DO THIS |
Report how many lines hold the word "WHEREAS"; answer with the number alone.

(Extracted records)
━━━━━━━━━━━━━━━━
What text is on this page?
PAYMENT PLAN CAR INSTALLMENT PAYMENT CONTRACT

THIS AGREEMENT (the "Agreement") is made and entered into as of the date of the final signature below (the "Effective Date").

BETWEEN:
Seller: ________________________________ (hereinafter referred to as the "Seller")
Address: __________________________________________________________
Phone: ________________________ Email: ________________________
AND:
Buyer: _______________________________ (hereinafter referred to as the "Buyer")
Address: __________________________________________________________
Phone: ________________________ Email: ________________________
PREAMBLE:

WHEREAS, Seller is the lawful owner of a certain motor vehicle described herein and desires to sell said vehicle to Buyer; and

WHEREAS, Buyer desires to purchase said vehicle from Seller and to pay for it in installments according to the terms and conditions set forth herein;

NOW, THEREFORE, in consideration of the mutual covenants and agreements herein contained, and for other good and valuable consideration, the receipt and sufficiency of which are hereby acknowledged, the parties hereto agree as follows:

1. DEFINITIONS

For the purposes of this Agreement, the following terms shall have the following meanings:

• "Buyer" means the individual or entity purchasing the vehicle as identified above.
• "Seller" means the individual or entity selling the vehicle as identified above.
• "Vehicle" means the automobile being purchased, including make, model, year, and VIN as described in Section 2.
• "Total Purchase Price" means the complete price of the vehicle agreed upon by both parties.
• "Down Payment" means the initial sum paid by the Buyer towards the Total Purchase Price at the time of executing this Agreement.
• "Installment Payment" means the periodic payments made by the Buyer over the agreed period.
━━━━━━━━━━━━━━━━
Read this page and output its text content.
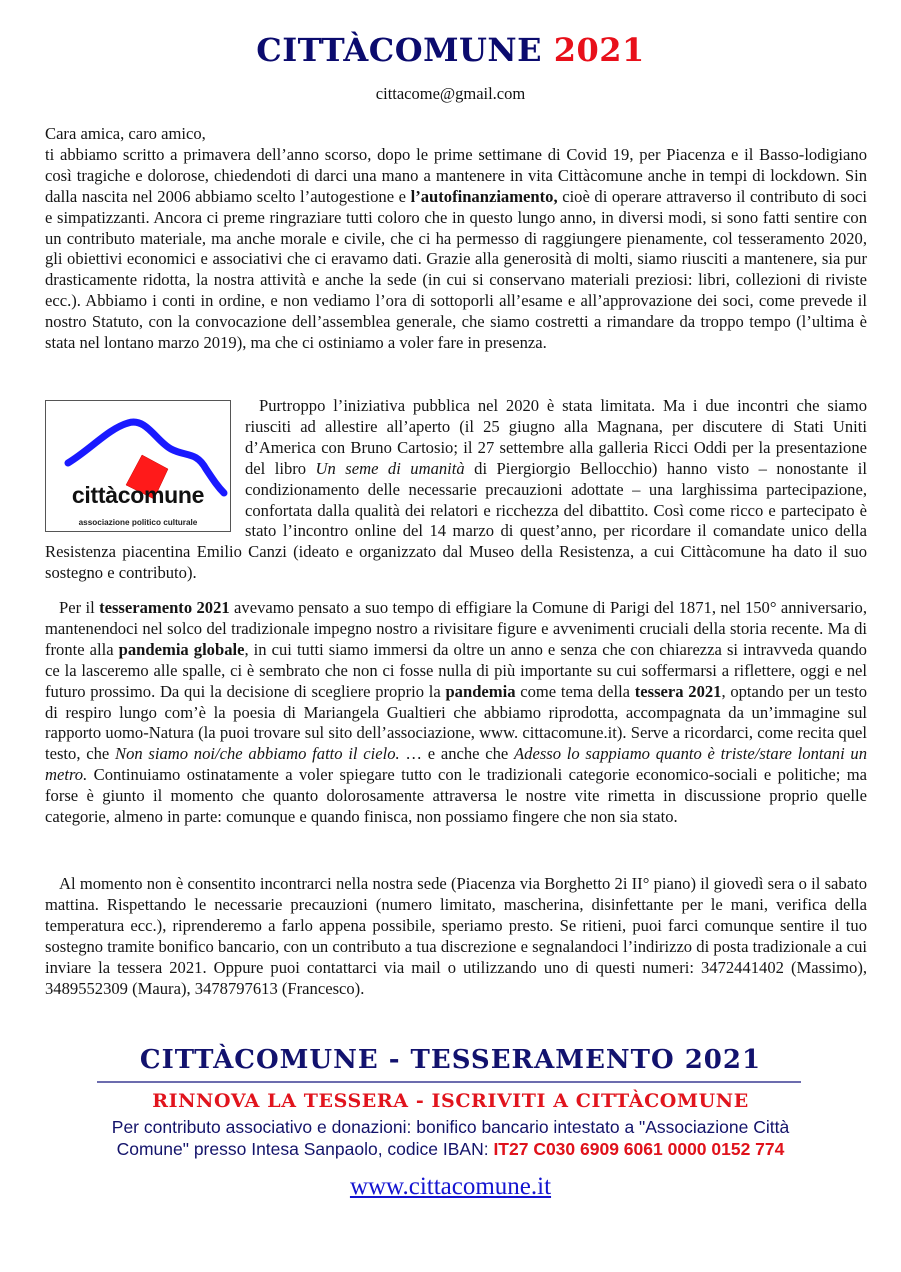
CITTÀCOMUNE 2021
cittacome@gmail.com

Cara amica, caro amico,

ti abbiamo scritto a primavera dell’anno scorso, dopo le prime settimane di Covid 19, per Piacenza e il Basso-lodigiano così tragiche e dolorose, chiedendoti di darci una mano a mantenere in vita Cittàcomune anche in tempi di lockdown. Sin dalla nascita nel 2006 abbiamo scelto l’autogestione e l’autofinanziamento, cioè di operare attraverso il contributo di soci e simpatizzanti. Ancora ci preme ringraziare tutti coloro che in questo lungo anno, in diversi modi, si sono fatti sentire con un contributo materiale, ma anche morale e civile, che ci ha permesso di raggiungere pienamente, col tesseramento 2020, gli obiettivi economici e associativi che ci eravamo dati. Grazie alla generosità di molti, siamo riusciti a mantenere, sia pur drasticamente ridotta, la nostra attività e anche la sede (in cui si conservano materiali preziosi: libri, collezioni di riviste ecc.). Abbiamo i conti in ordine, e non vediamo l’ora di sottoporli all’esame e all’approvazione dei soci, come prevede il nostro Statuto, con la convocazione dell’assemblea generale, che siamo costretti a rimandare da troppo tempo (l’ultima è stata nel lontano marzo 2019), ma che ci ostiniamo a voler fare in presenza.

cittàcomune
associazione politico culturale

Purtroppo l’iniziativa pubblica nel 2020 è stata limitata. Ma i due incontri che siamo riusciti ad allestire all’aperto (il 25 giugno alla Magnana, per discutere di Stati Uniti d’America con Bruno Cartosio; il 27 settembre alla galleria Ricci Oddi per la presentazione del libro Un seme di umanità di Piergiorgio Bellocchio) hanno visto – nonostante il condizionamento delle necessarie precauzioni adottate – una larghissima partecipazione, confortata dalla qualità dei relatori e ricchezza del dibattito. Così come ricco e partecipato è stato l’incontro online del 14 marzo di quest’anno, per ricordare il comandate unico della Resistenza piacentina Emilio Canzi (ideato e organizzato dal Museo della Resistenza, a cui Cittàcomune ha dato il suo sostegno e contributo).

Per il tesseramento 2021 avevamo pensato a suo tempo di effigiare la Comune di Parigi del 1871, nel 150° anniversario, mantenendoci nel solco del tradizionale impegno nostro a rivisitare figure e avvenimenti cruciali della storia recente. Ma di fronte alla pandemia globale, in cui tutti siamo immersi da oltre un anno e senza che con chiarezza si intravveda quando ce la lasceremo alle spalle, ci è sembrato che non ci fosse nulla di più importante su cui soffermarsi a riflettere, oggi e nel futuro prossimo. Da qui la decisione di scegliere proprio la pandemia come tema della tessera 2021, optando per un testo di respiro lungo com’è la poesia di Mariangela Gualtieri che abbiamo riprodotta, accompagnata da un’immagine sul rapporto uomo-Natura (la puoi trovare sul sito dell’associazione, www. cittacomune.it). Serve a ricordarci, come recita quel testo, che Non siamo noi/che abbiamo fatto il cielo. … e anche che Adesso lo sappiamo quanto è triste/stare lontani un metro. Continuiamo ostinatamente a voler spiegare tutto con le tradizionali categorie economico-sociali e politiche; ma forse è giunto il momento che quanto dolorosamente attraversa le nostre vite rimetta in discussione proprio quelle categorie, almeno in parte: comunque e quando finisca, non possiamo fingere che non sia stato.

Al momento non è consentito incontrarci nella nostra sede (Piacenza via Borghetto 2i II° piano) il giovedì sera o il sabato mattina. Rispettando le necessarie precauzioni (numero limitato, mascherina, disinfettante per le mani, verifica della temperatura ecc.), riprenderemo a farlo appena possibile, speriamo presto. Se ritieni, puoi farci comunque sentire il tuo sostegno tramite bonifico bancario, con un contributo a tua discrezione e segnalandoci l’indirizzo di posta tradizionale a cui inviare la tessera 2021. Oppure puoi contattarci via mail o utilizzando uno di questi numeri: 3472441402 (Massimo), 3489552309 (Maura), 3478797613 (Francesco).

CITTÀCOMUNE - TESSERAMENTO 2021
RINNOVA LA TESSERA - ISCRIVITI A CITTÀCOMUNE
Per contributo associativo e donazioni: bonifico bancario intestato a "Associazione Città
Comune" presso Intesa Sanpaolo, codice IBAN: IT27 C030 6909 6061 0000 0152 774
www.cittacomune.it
━━━━━━━━━━━━━━━━
OUTPUT OF THE TASK |
2